WHAT IS REQUIRED: Find the lines containing the word "vincitori" and copy every one of them.
-------
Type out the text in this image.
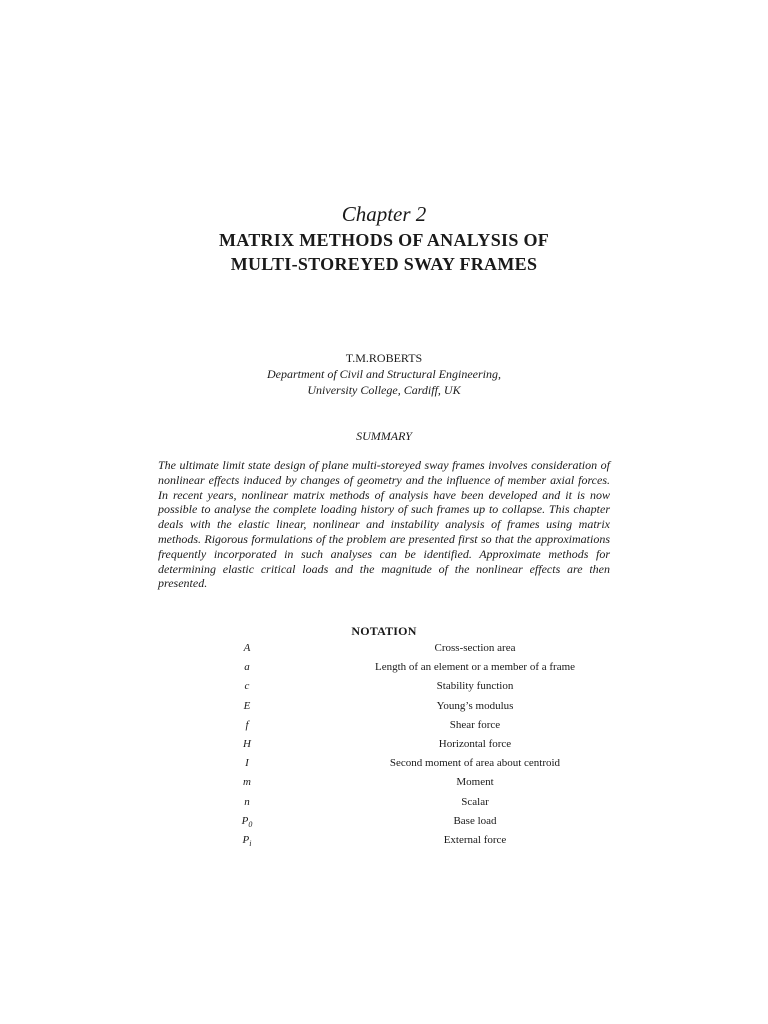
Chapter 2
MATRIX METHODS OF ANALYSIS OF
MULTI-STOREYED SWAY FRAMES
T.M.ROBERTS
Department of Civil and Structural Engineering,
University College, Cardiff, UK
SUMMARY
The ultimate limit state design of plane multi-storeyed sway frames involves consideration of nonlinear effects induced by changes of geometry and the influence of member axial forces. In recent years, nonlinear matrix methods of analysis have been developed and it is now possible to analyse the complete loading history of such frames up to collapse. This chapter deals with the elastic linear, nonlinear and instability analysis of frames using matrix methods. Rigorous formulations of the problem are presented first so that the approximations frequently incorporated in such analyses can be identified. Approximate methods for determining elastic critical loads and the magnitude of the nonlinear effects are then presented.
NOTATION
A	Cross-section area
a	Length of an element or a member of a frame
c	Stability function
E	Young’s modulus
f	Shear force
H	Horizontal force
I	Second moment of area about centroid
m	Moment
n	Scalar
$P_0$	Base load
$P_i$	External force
-------
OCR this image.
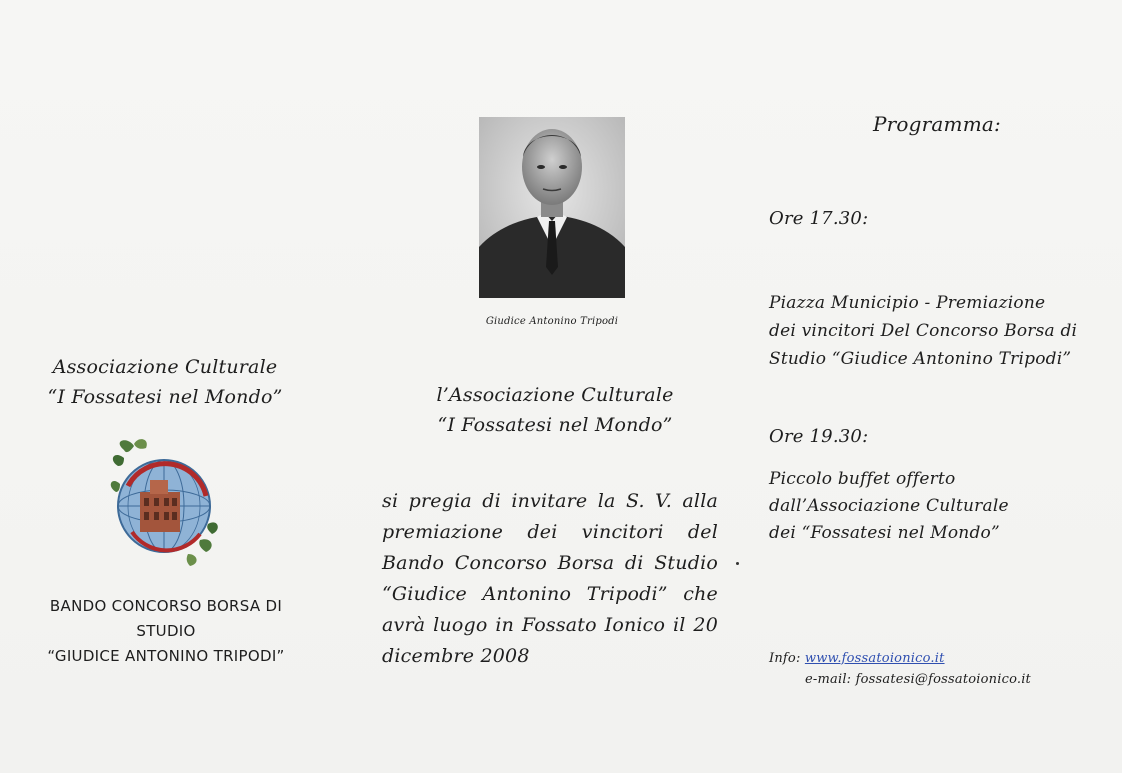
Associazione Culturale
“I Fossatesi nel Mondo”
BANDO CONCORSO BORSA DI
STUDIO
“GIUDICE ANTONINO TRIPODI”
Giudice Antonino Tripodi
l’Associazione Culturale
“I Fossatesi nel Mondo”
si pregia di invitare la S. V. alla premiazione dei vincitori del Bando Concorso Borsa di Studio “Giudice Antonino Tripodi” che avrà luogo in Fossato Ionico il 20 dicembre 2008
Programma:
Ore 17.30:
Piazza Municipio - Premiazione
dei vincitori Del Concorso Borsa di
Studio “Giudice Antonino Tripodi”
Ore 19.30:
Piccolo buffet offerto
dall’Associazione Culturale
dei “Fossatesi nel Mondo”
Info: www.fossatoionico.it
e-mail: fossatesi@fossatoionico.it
-------
FINAL RESULT:
si pregia di invitare la S. V. alla premiazione dei vincitori del Bando Concorso Borsa di Studio “Giudice Antonino Tripodi” che avrà luogo in Fossato Ionico il 20 dicembre 2008
dei vincitori Del Concorso Borsa di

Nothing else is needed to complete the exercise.